- _PAGE TEXT_:
--- Begin ---
Here are answers to some of the more frequently asked questions about Southern Pine. If you
don't find an answer to your question on our site or in these FAQs, please contact our Wood
Products Help Desk.
Southern Pine interior flooring
Lumber sizes were reduced by 1/8 inch in width and thickness during the 1970s, so the dimensions of pattern stock, such as flooring, cut from this lumber have also been reduced proportionally by 1/8th. Today, standard patterns of Southern Pine strip flooring (strip is anything under 4'') are cut in widths of 1 1/8, 2 1/8 or 3 1/8 inches on the face (less the tongue and groove). As a result, it may take some detective work to get what you need. You may be able to find a mill capable of producing a custom run, but it will be costly. Furthermore, if the flooring is heart pine, you will probably need to find some antique heart pine flooring for a genuine match, or to at least match color, experiment with stains. You will also need to specify flat grain or vertical grain. You may be able to find some heart pine boards and have a local custom millwork shop run them to pattern. Try the product database at Traditional-Building.com for a start.
--- End ---
- _INFORMATION SUPPLIED_:
--- Begin ---
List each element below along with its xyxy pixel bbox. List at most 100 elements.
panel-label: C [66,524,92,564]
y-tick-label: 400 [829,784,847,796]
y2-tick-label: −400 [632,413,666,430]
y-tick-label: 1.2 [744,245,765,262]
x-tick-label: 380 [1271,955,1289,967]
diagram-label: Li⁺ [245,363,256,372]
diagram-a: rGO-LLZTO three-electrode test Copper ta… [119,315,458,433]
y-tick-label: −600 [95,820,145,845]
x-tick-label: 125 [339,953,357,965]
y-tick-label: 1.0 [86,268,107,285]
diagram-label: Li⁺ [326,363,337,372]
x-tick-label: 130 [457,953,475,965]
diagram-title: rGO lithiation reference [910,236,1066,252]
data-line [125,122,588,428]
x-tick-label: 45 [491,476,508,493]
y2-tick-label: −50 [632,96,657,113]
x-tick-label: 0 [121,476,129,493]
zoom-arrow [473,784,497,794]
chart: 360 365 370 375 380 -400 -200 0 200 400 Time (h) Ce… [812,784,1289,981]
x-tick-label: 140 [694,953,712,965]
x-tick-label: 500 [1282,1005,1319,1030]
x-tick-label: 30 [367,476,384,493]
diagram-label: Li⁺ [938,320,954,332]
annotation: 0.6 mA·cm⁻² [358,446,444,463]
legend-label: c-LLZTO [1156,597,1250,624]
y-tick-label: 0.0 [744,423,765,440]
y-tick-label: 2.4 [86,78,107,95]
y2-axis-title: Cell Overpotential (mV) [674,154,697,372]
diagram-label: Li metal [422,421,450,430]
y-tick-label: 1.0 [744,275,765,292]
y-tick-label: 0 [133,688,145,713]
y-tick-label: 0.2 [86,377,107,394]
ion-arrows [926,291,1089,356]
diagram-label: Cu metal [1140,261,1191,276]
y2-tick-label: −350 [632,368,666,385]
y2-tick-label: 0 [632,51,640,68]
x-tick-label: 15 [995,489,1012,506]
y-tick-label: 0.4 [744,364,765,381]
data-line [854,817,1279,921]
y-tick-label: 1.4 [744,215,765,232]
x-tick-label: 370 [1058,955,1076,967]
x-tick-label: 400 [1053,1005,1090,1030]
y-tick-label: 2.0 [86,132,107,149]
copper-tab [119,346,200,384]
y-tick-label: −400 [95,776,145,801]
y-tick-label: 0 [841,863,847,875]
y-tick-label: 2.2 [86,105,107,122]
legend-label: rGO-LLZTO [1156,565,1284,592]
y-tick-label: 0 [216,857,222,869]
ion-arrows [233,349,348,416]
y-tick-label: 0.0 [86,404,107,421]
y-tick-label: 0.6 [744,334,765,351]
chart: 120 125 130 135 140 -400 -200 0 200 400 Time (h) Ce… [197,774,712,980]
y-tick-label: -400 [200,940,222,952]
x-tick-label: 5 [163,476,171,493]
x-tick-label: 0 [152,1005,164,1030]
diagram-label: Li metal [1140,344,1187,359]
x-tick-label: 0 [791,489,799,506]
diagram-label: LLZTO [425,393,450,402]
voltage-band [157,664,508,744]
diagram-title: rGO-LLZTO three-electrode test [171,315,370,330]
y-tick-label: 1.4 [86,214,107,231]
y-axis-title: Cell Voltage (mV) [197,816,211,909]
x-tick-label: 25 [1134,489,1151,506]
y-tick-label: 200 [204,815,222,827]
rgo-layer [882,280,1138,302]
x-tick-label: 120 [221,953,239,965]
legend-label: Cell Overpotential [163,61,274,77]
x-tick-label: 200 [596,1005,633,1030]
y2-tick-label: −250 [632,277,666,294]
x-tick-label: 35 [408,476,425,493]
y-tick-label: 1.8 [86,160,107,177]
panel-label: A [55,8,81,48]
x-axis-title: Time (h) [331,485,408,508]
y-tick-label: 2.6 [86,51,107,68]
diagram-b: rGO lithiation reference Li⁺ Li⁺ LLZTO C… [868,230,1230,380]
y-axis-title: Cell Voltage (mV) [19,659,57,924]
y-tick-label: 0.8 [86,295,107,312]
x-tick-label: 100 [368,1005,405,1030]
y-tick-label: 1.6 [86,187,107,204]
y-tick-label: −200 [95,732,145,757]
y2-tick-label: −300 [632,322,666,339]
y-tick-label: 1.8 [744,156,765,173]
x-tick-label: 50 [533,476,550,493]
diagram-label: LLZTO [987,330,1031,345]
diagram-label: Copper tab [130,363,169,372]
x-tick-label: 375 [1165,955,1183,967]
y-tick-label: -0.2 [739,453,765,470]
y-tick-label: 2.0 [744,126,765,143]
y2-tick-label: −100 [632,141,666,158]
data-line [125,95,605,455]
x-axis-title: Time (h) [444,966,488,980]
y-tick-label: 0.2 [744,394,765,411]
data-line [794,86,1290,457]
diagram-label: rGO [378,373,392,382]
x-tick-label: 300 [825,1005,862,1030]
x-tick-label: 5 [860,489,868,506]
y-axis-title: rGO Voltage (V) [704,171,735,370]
--- End ---
- _EXERCISE REQUIREMENTS_:
(1) Answer these from the Southern Pine flooring text:
(a) By how much were lumber sizes reduced during the 1970s?
(b) In what face widths are standard patterns of Southern Pine strip flooring cut today?
(c) Whom should readers contact if they can't find an answer on the site or in the FAQs?
(2) In the Southern Pine flooring text, change "Help Desk" to "Support Center" in everything from "Here are answers" down to "Products Help Desk.", and give that stretch again.
(3) Carry the Southern Pine flooring text further, picking up after its last sentence.
The entries aren't needed here.

- _WRITTEN ANSWERS_:
(1)
(a) By 1/8 inch in width and thickness.
(b) 1 1/8, 2 1/8 or 3 1/8 inches, less the tongue and groove.
(c) The Wood Products Help Desk.

(2)
Here are answers to some of the more frequently asked questions about Southern Pine. If you
don't find an answer to your question on our site or in these FAQs, please contact our Wood
Products Support Center.

(3)
Another idea would be to replace all damaged boards in the visible living areas with good boards taken (carefully!) out of smaller rooms or closets (solves the color match and sizing problem), then install new flooring (stained to match) where the old was cannibalized. We recommend a professional installer anyway you go.
It is recommended that a protective sealer be applied to Southern Pine flooring. There are two types of sealers: penetrating sealers and surface sealers.
Penetrating sealers are floor waxes that prevent penetration of liquids and dirt into flooring. Do not use any floor wax product containing water. Read the wax label carefully to make certain it is suitable for wood floors.
Surface sealers are finishes that do not penetrate the wood-wearing surface, but create a wood-bonding surface layer. Types of surface sealers include polyurethanes, moisture cured urethanes and acid-cured urethanes. Polyurethanes are available in both oil and water-based formulations and offer excellent resistance to wear. Polyurethanes tend to yellow as they age, slightly tinting the floor finish. Moisture-cured urethanes are the hardest of the surface sealers and are extremely prone to finishing errors. Applying these under the supervision of an experienced floor-finishing professional is recommended. Acid-cured urethanes, also known as ''Swedish-finishes'' provide a clearer and somewhat harder surface than polyurethanes.
Due to the technical nature of the application of such finishes, we recommend consulting a floor-finishing expert. Refer to the guidance in A Guide to Southern Pine Flooring. Also see the National Wood Flooring Association website for more information.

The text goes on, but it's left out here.